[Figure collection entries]
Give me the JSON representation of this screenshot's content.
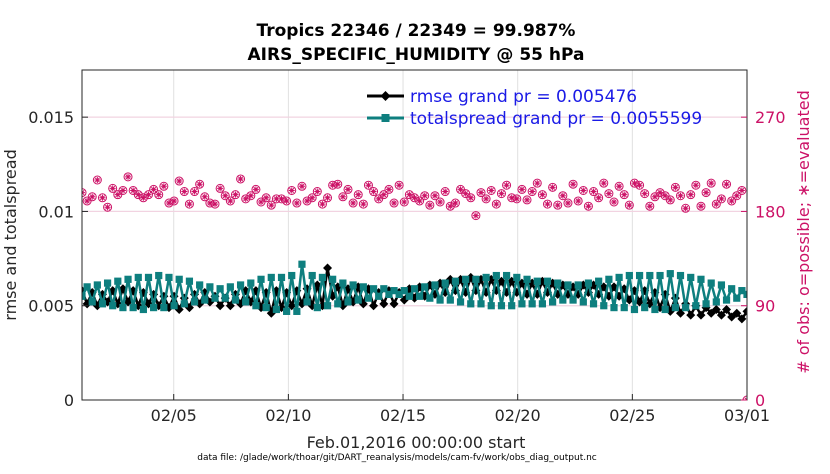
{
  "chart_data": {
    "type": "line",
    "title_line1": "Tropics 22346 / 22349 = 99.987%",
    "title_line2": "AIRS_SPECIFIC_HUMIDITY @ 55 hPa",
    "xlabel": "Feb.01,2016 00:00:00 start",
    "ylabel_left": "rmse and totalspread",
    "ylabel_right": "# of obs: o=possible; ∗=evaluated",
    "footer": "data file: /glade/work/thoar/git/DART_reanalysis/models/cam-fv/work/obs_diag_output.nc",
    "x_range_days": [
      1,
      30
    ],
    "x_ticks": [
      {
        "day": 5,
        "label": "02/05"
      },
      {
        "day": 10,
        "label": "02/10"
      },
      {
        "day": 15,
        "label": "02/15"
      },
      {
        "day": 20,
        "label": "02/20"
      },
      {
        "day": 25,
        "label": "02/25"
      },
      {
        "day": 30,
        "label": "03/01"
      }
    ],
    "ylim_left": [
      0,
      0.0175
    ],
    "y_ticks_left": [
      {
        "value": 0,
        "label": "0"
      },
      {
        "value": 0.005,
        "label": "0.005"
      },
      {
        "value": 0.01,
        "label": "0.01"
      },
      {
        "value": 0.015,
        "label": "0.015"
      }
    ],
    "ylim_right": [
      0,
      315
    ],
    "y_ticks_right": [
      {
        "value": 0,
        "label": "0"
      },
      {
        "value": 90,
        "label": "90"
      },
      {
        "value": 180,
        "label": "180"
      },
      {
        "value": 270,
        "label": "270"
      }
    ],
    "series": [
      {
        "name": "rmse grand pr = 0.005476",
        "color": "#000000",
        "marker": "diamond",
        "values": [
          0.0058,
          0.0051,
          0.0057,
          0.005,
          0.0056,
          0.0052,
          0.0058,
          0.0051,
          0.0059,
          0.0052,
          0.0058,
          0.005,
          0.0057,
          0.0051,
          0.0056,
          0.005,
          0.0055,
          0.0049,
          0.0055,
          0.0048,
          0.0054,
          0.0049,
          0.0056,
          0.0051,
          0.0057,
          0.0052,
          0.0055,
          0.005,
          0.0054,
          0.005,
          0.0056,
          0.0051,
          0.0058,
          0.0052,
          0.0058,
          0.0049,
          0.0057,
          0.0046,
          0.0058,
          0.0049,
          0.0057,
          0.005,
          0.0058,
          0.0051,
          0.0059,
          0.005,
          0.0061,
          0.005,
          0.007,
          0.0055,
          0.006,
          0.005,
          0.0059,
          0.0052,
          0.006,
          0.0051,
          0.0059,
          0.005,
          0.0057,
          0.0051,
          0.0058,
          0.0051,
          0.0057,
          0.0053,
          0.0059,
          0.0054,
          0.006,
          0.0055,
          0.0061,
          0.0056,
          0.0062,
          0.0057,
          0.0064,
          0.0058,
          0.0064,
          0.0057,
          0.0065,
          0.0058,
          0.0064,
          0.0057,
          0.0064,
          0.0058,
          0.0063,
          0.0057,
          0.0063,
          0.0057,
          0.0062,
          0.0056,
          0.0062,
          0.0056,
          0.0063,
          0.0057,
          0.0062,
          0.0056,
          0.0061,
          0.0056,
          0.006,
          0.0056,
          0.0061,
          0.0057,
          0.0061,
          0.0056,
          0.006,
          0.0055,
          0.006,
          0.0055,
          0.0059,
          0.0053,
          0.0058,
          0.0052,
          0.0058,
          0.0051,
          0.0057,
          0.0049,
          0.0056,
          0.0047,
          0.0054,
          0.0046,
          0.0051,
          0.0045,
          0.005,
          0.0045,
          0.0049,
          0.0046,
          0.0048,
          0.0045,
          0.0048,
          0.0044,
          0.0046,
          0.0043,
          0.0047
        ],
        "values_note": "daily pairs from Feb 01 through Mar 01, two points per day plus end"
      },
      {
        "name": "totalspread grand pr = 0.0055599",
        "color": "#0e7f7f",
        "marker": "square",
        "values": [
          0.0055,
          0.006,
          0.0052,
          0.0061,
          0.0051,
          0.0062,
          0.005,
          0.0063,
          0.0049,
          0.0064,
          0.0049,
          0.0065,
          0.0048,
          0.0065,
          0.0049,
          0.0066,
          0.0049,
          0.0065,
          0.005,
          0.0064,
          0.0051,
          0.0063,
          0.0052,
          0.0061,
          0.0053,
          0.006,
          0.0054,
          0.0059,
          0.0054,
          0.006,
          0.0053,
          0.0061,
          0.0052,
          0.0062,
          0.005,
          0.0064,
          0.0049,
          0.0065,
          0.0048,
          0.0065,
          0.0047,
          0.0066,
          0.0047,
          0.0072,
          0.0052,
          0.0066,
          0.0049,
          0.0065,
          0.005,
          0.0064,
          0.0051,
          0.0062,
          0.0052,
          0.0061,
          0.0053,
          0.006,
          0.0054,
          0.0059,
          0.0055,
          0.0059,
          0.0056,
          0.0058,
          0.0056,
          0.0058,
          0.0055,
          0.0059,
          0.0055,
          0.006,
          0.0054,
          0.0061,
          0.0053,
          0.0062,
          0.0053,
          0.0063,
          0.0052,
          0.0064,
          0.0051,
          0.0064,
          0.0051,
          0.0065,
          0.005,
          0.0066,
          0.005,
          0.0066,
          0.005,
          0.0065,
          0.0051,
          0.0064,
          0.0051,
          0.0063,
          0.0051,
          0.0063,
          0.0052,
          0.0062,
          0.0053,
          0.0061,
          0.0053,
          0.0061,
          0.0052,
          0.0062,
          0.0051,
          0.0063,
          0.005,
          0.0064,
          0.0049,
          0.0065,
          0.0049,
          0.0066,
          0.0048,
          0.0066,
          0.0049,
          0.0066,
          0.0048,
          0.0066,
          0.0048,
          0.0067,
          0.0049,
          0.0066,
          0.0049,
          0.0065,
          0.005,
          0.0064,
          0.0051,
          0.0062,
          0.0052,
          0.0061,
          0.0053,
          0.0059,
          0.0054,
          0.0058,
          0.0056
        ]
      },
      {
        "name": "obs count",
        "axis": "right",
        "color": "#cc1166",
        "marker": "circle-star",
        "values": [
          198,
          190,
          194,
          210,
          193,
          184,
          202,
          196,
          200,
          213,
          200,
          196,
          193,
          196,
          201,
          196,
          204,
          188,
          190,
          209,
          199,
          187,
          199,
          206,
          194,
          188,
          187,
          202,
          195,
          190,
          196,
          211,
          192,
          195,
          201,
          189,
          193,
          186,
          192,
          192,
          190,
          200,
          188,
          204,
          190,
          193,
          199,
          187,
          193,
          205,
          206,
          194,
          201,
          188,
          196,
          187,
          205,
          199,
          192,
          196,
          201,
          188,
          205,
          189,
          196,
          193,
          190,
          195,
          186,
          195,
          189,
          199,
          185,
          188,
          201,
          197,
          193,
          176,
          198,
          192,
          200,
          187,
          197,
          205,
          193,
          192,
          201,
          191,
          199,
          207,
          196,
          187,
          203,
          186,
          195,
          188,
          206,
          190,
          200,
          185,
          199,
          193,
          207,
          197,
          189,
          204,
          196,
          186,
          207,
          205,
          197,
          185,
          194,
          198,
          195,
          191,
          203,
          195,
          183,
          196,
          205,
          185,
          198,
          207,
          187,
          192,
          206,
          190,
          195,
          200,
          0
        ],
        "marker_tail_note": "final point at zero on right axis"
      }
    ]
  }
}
==
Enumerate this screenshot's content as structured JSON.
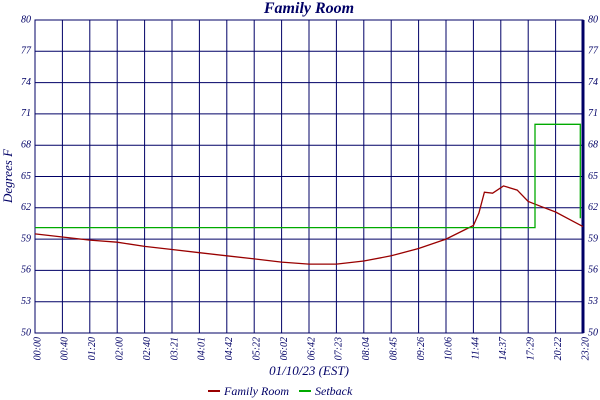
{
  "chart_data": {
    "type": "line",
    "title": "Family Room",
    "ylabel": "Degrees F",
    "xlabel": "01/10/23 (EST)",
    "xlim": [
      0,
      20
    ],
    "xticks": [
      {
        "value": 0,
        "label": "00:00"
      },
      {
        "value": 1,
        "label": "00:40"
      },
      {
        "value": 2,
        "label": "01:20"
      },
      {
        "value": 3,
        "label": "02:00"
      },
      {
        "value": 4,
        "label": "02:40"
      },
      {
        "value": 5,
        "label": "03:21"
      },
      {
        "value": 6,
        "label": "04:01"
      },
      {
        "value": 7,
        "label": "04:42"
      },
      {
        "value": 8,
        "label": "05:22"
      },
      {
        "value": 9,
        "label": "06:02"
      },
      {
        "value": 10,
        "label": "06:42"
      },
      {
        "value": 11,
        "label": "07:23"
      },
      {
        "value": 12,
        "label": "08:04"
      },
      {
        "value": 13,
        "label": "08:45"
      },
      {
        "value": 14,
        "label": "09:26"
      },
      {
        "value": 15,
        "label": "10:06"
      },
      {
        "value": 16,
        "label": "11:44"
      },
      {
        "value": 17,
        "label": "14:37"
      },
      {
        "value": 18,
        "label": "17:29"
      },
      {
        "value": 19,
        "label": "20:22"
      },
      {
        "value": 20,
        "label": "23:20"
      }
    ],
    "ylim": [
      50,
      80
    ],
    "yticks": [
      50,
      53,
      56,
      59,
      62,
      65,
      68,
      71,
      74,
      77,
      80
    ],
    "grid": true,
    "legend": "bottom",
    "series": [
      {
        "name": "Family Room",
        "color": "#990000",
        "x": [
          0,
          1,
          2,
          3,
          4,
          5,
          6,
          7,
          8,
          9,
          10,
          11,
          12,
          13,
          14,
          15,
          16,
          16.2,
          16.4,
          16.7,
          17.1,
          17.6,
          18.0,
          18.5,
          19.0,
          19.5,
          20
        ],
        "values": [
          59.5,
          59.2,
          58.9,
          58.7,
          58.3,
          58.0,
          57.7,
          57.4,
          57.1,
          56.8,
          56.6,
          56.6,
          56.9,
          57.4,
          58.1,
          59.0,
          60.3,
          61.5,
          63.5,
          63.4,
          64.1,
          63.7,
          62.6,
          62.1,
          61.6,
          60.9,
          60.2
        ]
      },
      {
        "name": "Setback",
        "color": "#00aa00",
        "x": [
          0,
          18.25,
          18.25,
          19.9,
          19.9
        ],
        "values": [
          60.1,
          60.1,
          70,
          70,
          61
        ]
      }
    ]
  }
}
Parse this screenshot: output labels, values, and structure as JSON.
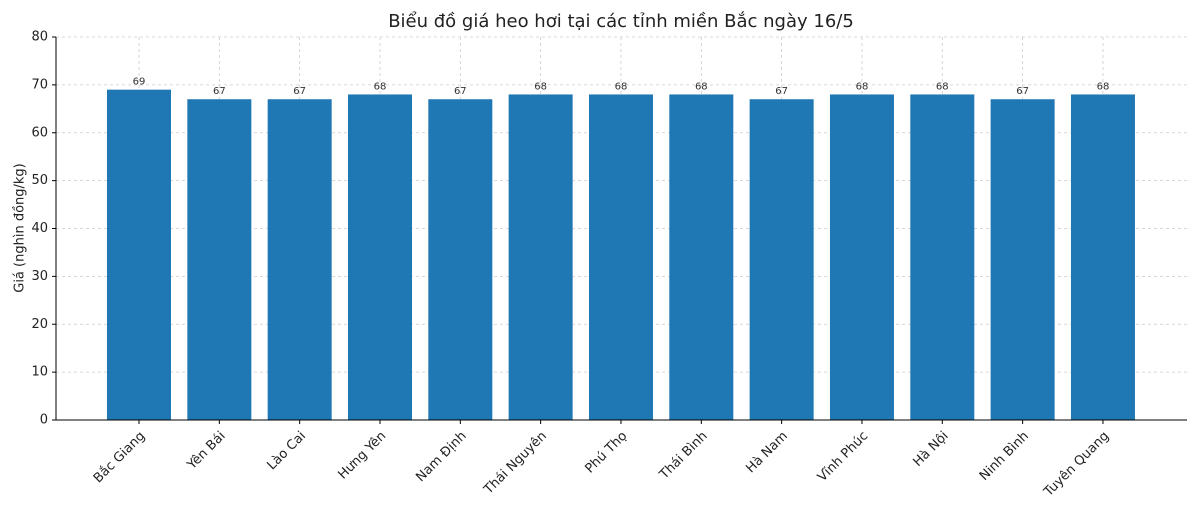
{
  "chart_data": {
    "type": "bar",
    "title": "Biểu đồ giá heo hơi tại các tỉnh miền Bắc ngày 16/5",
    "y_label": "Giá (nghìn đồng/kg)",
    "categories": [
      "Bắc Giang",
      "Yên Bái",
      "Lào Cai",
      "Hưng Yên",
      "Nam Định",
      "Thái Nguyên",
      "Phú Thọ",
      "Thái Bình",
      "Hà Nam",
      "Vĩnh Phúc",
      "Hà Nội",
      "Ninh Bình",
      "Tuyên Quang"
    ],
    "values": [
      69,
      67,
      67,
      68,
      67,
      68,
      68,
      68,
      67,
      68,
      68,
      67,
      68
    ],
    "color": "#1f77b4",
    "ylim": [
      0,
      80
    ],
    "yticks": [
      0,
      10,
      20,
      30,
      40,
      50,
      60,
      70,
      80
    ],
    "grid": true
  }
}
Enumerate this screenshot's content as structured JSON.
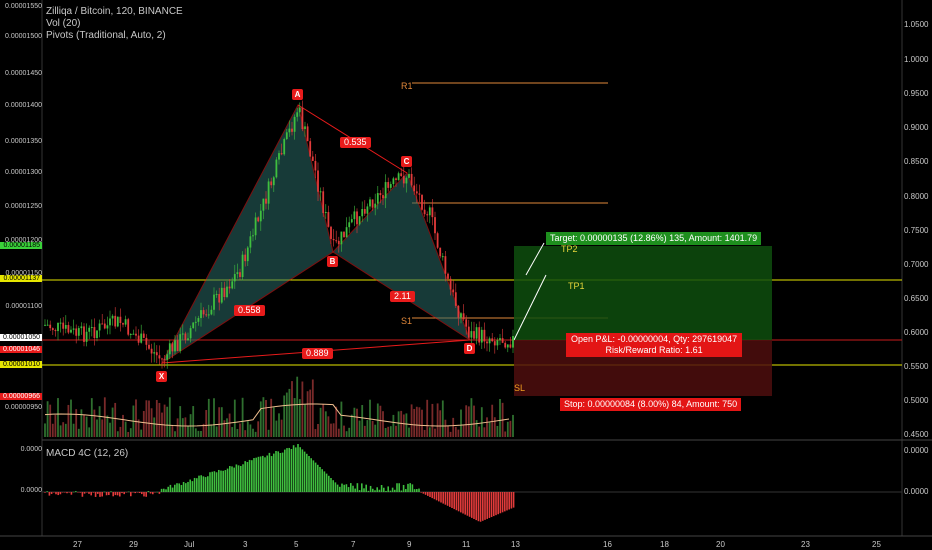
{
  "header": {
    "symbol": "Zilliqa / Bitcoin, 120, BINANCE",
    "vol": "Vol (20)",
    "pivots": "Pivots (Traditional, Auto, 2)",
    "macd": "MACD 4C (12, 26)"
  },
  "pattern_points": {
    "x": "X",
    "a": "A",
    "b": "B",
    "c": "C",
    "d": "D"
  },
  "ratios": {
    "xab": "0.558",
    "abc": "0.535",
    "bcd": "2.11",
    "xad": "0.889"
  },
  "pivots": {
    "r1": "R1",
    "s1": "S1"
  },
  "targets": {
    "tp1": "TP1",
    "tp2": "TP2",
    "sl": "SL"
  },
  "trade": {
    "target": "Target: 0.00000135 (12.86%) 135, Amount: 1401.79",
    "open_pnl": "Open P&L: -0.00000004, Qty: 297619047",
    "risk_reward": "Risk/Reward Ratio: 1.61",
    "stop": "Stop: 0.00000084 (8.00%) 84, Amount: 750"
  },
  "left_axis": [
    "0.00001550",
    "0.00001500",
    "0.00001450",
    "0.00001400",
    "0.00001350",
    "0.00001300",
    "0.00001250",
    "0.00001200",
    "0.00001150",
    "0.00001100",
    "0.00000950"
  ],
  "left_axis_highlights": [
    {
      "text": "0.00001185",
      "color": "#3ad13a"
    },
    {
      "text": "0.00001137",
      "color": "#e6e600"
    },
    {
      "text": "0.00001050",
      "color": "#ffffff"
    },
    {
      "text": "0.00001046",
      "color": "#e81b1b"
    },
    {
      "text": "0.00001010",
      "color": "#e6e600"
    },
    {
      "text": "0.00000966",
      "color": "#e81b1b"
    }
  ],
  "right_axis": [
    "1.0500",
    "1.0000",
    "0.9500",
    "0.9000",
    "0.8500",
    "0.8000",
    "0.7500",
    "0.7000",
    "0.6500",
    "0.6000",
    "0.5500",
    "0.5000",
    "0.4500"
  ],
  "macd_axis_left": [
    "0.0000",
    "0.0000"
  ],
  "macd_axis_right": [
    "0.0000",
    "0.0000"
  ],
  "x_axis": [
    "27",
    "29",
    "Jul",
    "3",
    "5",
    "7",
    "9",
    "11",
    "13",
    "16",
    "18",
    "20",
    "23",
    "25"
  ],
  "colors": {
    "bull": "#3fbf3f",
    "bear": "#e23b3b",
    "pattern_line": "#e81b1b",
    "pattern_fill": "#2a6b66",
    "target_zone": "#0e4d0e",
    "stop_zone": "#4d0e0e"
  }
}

▶ **Task instructions**
Your answer should be a single number: the count of lines in the entries that contain the word "rmse".

▶ **Written response**
2